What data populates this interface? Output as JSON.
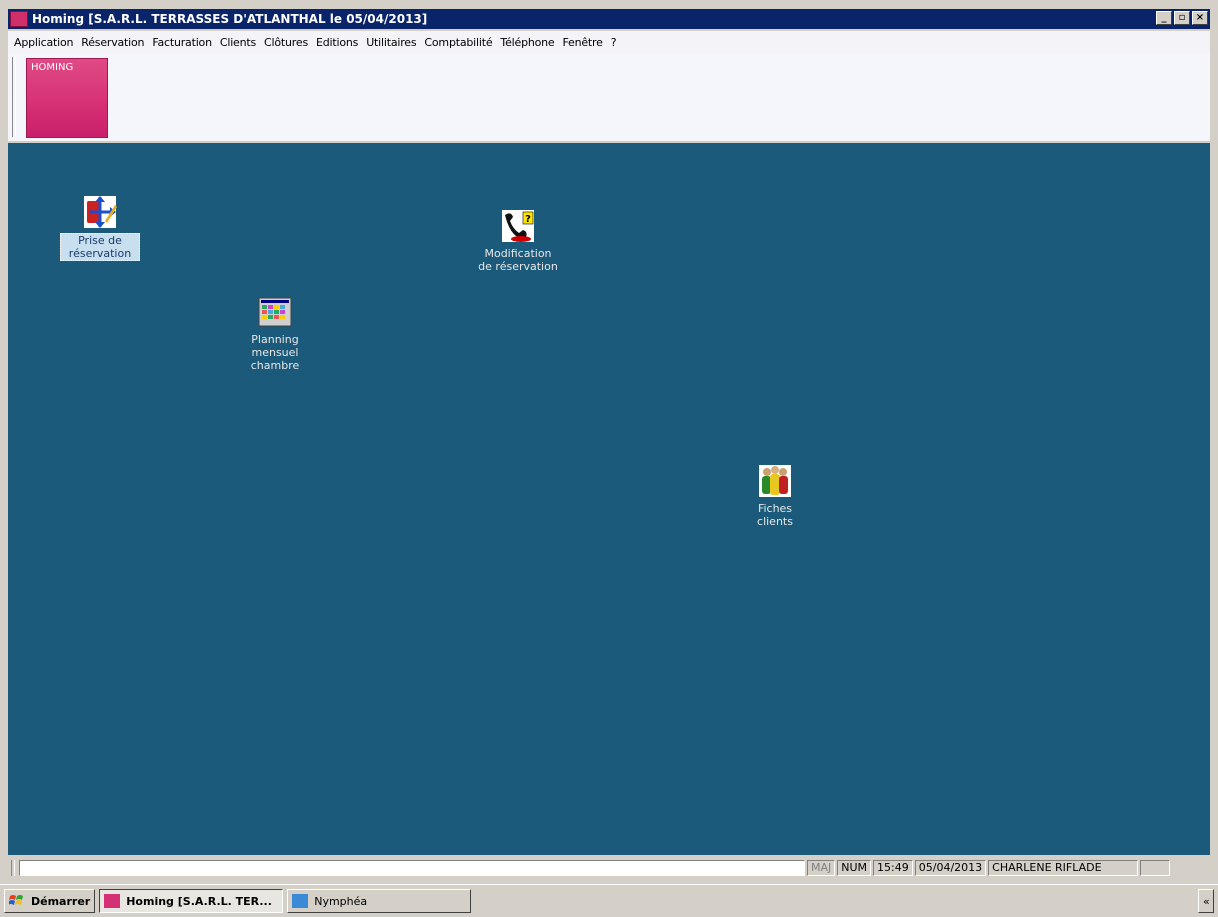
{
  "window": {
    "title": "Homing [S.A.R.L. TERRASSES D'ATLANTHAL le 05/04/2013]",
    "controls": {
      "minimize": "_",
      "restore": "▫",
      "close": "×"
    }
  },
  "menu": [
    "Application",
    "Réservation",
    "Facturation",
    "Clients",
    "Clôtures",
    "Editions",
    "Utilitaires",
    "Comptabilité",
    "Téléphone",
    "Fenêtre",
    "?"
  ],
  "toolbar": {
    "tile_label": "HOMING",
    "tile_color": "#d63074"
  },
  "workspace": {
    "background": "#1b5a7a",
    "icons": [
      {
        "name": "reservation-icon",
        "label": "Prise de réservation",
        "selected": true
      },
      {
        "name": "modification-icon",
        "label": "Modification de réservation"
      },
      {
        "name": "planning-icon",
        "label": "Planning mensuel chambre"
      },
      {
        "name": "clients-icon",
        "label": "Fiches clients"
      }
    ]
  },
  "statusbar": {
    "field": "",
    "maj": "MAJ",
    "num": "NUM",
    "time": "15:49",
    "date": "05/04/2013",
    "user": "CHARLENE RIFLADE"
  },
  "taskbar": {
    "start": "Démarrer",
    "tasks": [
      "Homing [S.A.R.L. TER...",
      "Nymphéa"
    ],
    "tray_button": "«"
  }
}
· · · · · · ·
- **Brief**
None of the pictures should appear; repeat the records exactly otherwise.

- **Result below**
What data populates this interface? Output as JSON.
{
  "window": {
    "title": "Homing [S.A.R.L. TERRASSES D'ATLANTHAL le 05/04/2013]",
    "controls": {
      "minimize": "_",
      "restore": "▫",
      "close": "×"
    }
  },
  "menu": [
    "Application",
    "Réservation",
    "Facturation",
    "Clients",
    "Clôtures",
    "Editions",
    "Utilitaires",
    "Comptabilité",
    "Téléphone",
    "Fenêtre",
    "?"
  ],
  "toolbar": {
    "tile_label": "HOMING",
    "tile_color": "#d63074"
  },
  "workspace": {
    "background": "#1b5a7a",
    "icons": [
      {
        "name": "reservation-icon",
        "label": "Prise de réservation",
        "selected": true
      },
      {
        "name": "modification-icon",
        "label": "Modification de réservation"
      },
      {
        "name": "planning-icon",
        "label": "Planning mensuel chambre"
      },
      {
        "name": "clients-icon",
        "label": "Fiches clients"
      }
    ]
  },
  "statusbar": {
    "field": "",
    "maj": "MAJ",
    "num": "NUM",
    "time": "15:49",
    "date": "05/04/2013",
    "user": "CHARLENE RIFLADE"
  },
  "taskbar": {
    "start": "Démarrer",
    "tasks": [
      "Homing [S.A.R.L. TER...",
      "Nymphéa"
    ],
    "tray_button": "«"
  }
}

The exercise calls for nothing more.